(Saved data entries)
%%

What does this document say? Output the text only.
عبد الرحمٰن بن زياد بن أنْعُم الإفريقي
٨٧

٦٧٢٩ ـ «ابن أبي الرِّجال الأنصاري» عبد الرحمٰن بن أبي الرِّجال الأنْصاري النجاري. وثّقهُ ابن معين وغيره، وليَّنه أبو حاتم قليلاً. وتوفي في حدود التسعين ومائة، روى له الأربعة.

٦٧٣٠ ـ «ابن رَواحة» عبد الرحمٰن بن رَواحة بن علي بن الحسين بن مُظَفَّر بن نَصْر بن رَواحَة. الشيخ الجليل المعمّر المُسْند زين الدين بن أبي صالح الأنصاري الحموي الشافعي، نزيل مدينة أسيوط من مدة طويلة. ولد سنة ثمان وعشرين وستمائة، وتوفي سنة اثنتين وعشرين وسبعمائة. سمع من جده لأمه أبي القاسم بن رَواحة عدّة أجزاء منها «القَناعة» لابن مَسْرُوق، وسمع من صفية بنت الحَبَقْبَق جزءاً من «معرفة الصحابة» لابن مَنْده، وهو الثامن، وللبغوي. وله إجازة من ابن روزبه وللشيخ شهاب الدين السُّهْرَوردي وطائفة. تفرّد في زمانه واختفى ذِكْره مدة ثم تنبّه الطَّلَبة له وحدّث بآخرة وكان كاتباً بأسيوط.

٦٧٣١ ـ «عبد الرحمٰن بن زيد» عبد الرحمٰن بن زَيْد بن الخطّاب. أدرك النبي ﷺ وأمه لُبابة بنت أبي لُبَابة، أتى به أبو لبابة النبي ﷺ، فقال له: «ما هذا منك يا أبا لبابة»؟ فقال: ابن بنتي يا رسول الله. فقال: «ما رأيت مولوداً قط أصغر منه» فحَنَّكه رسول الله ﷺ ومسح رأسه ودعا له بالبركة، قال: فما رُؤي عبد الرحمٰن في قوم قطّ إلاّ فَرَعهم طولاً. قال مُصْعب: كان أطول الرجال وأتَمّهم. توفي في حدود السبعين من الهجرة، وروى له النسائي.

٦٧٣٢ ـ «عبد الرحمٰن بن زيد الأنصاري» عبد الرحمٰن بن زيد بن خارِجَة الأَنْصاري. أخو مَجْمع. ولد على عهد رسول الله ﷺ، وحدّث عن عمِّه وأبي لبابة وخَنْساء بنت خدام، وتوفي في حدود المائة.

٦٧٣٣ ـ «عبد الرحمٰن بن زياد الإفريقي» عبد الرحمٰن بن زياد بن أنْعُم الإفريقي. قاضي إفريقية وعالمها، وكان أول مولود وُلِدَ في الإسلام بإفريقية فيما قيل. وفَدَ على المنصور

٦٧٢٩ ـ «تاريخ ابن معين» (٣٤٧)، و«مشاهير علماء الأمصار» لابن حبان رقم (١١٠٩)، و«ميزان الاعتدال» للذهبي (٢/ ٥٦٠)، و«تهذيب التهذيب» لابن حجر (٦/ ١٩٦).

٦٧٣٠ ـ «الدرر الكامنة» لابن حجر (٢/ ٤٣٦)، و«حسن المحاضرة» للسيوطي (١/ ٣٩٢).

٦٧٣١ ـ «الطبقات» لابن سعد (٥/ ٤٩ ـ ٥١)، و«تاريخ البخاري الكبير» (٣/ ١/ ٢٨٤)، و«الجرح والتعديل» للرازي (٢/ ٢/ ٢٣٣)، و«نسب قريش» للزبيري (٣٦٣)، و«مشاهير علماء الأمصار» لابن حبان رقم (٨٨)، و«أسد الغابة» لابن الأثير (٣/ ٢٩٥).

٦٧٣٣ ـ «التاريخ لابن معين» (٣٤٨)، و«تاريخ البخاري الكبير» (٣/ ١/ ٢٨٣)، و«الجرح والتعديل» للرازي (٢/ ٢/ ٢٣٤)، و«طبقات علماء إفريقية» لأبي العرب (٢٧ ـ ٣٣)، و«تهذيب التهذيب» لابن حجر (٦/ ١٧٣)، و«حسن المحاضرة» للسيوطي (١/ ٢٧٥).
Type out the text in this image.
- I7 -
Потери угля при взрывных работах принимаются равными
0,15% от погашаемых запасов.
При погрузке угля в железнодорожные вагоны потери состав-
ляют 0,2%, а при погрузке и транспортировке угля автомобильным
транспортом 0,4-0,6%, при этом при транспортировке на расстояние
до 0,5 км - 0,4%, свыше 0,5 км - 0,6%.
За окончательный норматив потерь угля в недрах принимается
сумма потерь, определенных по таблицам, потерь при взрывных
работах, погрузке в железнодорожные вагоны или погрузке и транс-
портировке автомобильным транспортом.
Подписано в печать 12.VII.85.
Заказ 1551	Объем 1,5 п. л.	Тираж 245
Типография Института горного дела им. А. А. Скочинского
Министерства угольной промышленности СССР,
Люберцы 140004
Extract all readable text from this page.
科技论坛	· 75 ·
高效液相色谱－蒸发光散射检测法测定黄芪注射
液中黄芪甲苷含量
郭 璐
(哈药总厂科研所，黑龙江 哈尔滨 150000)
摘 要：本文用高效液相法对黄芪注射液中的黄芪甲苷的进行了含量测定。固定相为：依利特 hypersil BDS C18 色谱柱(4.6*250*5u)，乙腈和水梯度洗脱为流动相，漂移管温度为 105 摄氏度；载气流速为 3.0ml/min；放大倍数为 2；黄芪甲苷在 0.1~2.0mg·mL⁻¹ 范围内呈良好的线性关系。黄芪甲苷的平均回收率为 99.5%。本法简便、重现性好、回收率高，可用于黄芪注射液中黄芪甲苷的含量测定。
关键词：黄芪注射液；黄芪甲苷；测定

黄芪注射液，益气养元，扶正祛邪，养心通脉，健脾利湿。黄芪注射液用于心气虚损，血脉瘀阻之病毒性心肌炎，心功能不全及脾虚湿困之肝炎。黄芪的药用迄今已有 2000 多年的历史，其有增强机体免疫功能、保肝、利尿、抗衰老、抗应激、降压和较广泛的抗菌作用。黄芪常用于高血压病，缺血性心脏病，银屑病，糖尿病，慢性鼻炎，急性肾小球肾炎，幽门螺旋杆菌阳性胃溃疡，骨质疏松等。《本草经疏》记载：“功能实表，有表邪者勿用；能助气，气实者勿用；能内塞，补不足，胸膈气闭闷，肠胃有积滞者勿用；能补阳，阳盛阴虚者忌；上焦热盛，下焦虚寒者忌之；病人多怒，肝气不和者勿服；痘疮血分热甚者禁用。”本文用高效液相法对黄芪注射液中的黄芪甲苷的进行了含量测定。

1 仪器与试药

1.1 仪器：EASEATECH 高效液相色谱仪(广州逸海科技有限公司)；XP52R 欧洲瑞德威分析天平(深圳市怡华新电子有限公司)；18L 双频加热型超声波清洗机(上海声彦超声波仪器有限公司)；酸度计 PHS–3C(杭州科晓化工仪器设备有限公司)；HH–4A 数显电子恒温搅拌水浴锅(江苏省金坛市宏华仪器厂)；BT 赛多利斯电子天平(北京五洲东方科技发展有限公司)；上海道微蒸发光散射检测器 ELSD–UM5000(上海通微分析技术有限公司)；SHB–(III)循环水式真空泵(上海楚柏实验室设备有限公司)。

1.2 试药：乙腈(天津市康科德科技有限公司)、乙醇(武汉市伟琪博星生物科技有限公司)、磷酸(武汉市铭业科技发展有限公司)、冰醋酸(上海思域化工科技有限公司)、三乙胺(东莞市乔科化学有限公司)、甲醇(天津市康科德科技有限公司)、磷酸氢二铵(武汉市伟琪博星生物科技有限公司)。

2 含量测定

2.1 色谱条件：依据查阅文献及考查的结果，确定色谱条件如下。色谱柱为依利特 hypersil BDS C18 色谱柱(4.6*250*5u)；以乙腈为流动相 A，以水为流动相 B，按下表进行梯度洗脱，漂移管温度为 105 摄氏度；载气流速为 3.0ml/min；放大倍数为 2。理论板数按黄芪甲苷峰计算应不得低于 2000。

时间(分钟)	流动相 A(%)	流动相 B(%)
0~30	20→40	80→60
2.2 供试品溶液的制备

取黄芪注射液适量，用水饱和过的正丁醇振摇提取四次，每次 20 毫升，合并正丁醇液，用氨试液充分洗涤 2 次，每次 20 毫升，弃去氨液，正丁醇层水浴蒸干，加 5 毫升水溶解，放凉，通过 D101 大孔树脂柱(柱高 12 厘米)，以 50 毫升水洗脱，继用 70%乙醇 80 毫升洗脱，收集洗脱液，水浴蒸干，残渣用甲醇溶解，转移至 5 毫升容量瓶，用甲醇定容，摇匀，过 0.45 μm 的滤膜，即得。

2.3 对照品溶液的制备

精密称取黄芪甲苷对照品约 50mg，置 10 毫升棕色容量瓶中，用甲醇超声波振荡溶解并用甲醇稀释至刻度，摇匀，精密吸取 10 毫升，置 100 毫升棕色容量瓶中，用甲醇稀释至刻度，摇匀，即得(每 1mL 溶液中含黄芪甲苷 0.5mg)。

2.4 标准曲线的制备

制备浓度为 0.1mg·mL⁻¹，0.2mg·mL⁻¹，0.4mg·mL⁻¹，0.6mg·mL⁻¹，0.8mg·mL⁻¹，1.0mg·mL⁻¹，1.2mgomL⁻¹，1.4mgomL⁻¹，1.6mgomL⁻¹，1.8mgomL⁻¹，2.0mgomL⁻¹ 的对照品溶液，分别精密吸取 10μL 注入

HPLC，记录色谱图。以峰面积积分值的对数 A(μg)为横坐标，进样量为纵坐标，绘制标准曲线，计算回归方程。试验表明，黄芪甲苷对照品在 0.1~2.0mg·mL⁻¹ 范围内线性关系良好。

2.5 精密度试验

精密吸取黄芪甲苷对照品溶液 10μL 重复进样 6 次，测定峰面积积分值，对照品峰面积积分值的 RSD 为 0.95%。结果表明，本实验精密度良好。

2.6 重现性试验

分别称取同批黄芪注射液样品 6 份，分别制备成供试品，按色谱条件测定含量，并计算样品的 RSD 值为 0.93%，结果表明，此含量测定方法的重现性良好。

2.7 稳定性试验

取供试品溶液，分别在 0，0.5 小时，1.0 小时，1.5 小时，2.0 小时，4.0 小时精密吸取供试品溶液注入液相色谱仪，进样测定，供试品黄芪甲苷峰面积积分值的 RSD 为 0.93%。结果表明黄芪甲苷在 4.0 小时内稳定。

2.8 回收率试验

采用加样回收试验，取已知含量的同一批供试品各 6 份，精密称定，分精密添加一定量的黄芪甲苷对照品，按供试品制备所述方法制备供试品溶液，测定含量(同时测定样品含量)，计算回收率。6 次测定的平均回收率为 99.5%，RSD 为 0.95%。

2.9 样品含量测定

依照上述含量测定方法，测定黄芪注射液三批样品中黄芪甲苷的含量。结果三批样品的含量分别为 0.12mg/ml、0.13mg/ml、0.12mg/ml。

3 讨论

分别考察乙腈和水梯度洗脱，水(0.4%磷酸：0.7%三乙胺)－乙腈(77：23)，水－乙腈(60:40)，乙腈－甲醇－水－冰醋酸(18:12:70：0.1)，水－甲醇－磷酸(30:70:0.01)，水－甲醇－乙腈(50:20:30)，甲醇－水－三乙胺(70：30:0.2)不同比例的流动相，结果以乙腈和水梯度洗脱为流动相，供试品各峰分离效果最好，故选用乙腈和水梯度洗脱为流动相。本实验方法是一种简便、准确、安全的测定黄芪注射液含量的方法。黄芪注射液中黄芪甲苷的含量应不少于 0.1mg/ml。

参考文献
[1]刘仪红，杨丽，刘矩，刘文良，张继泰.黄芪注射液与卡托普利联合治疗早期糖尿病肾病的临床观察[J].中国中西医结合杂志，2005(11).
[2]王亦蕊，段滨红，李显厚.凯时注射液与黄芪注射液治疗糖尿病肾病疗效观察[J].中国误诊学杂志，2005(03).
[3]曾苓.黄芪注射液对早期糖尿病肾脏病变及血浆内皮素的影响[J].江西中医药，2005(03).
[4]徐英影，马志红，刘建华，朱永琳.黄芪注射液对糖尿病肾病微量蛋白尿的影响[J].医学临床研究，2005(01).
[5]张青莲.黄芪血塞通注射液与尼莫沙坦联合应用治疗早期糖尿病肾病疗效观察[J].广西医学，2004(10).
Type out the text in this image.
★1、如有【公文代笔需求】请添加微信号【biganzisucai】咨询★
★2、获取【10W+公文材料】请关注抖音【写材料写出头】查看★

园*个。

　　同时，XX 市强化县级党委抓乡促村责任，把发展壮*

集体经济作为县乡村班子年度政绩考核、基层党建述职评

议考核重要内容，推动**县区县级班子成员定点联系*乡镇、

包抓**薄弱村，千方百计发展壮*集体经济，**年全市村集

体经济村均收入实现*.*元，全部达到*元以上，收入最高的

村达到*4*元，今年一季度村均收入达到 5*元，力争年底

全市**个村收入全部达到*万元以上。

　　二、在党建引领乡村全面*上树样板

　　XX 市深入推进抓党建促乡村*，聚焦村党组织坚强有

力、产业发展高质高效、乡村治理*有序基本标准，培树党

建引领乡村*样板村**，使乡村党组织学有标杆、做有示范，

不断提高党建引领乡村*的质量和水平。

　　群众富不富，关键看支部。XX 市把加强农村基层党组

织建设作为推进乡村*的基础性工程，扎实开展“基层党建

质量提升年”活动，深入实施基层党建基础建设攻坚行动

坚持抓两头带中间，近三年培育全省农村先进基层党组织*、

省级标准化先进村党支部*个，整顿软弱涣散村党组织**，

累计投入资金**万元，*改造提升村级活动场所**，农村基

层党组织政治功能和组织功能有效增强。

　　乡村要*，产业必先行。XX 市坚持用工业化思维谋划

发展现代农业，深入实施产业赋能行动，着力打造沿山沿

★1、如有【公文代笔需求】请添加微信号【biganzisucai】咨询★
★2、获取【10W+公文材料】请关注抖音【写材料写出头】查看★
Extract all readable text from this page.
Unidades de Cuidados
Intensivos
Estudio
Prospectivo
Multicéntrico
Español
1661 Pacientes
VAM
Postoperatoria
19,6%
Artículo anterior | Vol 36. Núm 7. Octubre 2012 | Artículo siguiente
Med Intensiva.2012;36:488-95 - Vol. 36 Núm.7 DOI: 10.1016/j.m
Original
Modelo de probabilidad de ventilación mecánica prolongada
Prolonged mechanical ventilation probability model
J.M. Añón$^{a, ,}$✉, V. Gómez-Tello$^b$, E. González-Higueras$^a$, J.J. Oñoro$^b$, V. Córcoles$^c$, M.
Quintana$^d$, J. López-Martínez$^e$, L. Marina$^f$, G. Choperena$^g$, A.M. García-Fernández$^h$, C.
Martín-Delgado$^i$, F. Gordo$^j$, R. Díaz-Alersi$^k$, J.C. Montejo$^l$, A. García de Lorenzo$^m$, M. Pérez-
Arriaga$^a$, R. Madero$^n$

%%

Task instructions: Collect the complete line wherever the string "المحاضرة" appears in the records.

Result of the exercise:
٦٧٣٠ ـ «الدرر الكامنة» لابن حجر (٢/ ٤٣٦)، و«حسن المحاضرة» للسيوطي (١/ ٣٩٢).
٦٧٣٣ ـ «التاريخ لابن معين» (٣٤٨)، و«تاريخ البخاري الكبير» (٣/ ١/ ٢٨٣)، و«الجرح والتعديل» للرازي (٢/ ٢/ ٢٣٤)، و«طبقات علماء إفريقية» لأبي العرب (٢٧ ـ ٣٣)، و«تهذيب التهذيب» لابن حجر (٦/ ١٧٣)، و«حسن المحاضرة» للسيوطي (١/ ٢٧٥).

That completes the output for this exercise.